Reproduce all of the records exactly.

-- start INPUT MATERIAL --

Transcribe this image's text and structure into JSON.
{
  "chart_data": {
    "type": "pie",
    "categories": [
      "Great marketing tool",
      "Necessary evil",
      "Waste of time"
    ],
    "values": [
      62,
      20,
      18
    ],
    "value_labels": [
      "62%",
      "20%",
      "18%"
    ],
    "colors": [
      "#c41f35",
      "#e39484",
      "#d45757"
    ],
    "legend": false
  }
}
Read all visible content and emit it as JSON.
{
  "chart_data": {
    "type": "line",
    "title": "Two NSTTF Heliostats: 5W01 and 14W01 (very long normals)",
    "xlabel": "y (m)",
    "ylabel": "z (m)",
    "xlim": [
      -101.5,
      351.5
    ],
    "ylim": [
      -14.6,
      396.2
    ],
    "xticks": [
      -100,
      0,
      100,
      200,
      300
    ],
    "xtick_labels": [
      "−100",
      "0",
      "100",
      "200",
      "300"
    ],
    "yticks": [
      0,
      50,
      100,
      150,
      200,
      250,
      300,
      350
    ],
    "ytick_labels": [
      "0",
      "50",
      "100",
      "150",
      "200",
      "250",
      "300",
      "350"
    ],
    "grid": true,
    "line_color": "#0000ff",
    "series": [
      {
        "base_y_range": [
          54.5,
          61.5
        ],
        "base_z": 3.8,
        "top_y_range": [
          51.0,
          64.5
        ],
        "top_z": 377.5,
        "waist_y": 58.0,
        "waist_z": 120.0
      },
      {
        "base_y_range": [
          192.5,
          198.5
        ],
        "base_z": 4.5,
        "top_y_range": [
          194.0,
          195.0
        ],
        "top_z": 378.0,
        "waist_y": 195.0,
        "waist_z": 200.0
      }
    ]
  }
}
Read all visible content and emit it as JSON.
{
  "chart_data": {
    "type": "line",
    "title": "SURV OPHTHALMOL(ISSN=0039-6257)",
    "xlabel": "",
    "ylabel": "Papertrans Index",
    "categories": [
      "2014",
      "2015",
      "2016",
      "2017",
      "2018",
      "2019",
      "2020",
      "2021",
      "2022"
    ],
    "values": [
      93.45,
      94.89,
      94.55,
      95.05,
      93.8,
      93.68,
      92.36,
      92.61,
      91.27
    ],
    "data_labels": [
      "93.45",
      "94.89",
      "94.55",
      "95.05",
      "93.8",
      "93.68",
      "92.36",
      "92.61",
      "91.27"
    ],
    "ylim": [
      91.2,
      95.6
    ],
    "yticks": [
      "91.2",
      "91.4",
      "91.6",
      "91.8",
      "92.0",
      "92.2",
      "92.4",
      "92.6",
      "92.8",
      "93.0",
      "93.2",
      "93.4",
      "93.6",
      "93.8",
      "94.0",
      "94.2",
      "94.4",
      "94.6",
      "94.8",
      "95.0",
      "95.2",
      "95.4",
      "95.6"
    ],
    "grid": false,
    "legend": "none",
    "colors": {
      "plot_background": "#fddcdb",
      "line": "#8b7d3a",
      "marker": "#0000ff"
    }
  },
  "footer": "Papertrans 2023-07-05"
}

-- end INPUT MATERIAL --

RESPONSE TO THE TASK -
Transcribe this image's text and structure into JSON.
{
  "chart_data": {
    "type": "pie",
    "categories": [
      "Great marketing tool",
      "Necessary evil",
      "Waste of time"
    ],
    "values": [
      62,
      20,
      18
    ],
    "value_labels": [
      "62%",
      "20%",
      "18%"
    ],
    "colors": [
      "#c41f35",
      "#e39484",
      "#d45757"
    ],
    "legend": false
  }
}
Read all visible content and emit it as JSON.
{
  "chart_data": {
    "type": "line",
    "title": "Two NSTTF Heliostats: 5W01 and 14W01 (very long normals)",
    "xlabel": "y (m)",
    "ylabel": "z (m)",
    "xlim": [
      -101.5,
      351.5
    ],
    "ylim": [
      -14.6,
      396.2
    ],
    "xticks": [
      -100,
      0,
      100,
      200,
      300
    ],
    "xtick_labels": [
      "−100",
      "0",
      "100",
      "200",
      "300"
    ],
    "yticks": [
      0,
      50,
      100,
      150,
      200,
      250,
      300,
      350
    ],
    "ytick_labels": [
      "0",
      "50",
      "100",
      "150",
      "200",
      "250",
      "300",
      "350"
    ],
    "grid": true,
    "line_color": "#0000ff",
    "series": [
      {
        "base_y_range": [
          54.5,
          61.5
        ],
        "base_z": 3.8,
        "top_y_range": [
          51.0,
          64.5
        ],
        "top_z": 377.5,
        "waist_y": 58.0,
        "waist_z": 120.0
      },
      {
        "base_y_range": [
          192.5,
          198.5
        ],
        "base_z": 4.5,
        "top_y_range": [
          194.0,
          195.0
        ],
        "top_z": 378.0,
        "waist_y": 195.0,
        "waist_z": 200.0
      }
    ]
  }
}
Read all visible content and emit it as JSON.
{
  "chart_data": {
    "type": "line",
    "title": "SURV OPHTHALMOL(ISSN=0039-6257)",
    "xlabel": "",
    "ylabel": "Papertrans Index",
    "categories": [
      "2014",
      "2015",
      "2016",
      "2017",
      "2018",
      "2019",
      "2020",
      "2021",
      "2022"
    ],
    "values": [
      93.45,
      94.89,
      94.55,
      95.05,
      93.8,
      93.68,
      92.36,
      92.61,
      91.27
    ],
    "data_labels": [
      "93.45",
      "94.89",
      "94.55",
      "95.05",
      "93.8",
      "93.68",
      "92.36",
      "92.61",
      "91.27"
    ],
    "ylim": [
      91.2,
      95.6
    ],
    "yticks": [
      "91.2",
      "91.4",
      "91.6",
      "91.8",
      "92.0",
      "92.2",
      "92.4",
      "92.6",
      "92.8",
      "93.0",
      "93.2",
      "93.4",
      "93.6",
      "93.8",
      "94.0",
      "94.2",
      "94.4",
      "94.6",
      "94.8",
      "95.0",
      "95.2",
      "95.4",
      "95.6"
    ],
    "grid": false,
    "legend": "none",
    "colors": {
      "plot_background": "#fddcdb",
      "line": "#8b7d3a",
      "marker": "#0000ff"
    }
  },
  "footer": "Papertrans 2023-07-05"
}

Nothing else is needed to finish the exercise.